* [Problem to solve]: Search the data for the word "subtitle". Reproduce every line where it is found.

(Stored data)
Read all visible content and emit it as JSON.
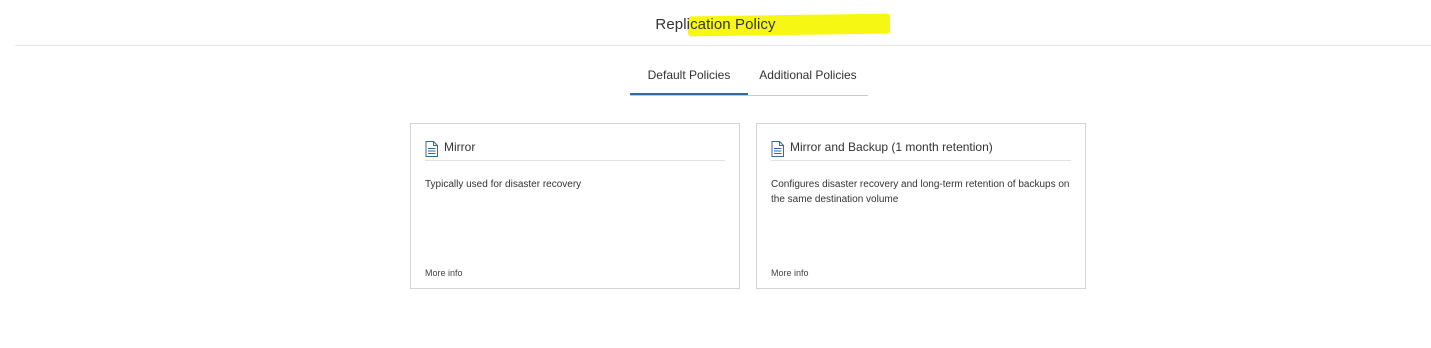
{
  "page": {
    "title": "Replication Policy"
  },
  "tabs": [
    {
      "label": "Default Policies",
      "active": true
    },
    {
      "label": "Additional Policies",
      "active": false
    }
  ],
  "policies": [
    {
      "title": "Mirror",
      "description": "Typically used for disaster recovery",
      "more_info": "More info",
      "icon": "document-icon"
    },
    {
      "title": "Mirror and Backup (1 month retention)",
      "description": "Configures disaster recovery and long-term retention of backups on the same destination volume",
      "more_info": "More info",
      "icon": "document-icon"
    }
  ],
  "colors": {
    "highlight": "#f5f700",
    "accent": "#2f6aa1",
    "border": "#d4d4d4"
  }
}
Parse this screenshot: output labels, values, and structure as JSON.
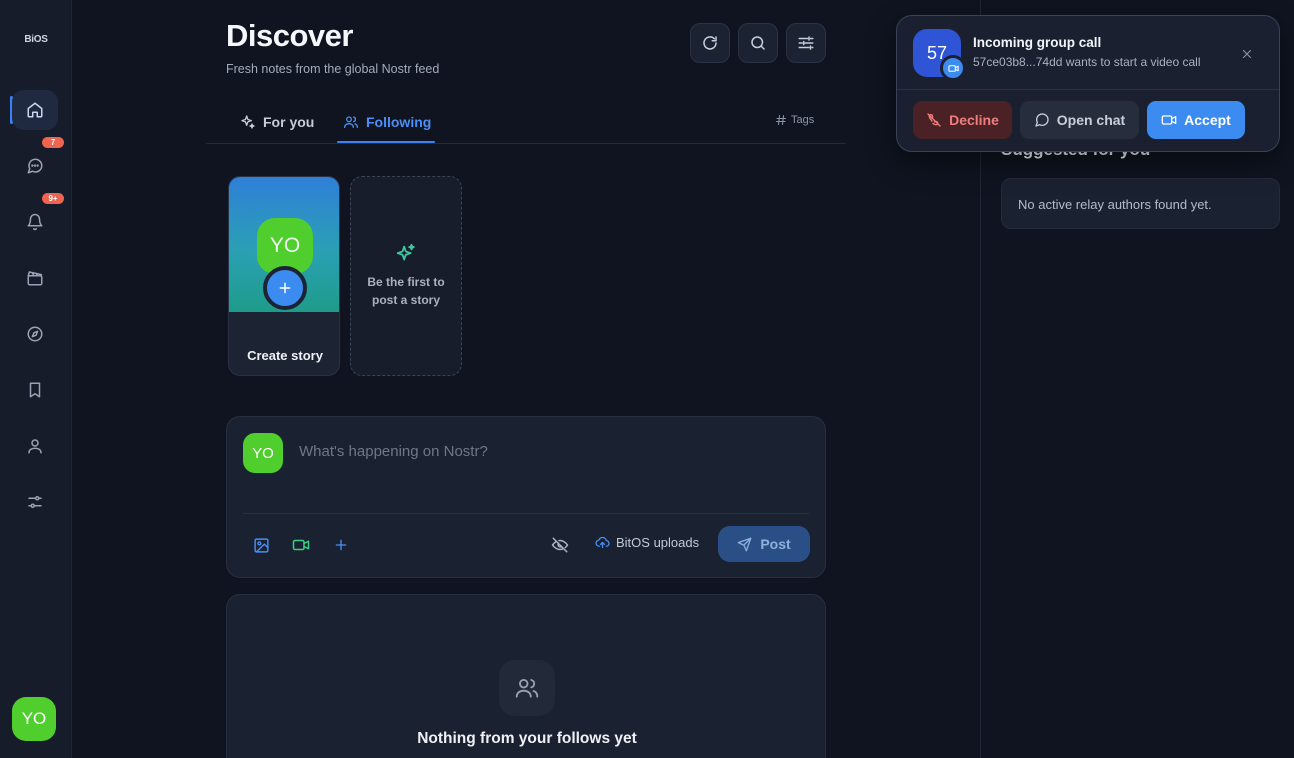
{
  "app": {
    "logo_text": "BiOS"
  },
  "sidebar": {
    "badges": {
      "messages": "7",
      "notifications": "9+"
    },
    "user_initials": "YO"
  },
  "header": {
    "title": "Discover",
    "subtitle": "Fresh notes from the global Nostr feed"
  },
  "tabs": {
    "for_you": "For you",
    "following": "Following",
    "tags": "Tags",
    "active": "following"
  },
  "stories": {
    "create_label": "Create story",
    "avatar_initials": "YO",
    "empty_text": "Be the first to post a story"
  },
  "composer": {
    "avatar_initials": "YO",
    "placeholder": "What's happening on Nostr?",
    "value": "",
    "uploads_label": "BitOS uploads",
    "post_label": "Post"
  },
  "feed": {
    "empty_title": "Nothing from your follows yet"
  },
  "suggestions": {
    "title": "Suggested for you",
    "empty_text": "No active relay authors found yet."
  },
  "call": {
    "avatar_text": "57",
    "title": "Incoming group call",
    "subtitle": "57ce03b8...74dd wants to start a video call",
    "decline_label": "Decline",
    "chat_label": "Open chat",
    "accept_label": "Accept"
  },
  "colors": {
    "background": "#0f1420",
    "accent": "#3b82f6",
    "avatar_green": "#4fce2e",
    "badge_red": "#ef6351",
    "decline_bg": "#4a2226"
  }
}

* [Response to this task]:
    "subtitle": "Fresh notes from the global Nostr feed"
    "subtitle": "57ce03b8...74dd wants to start a video call",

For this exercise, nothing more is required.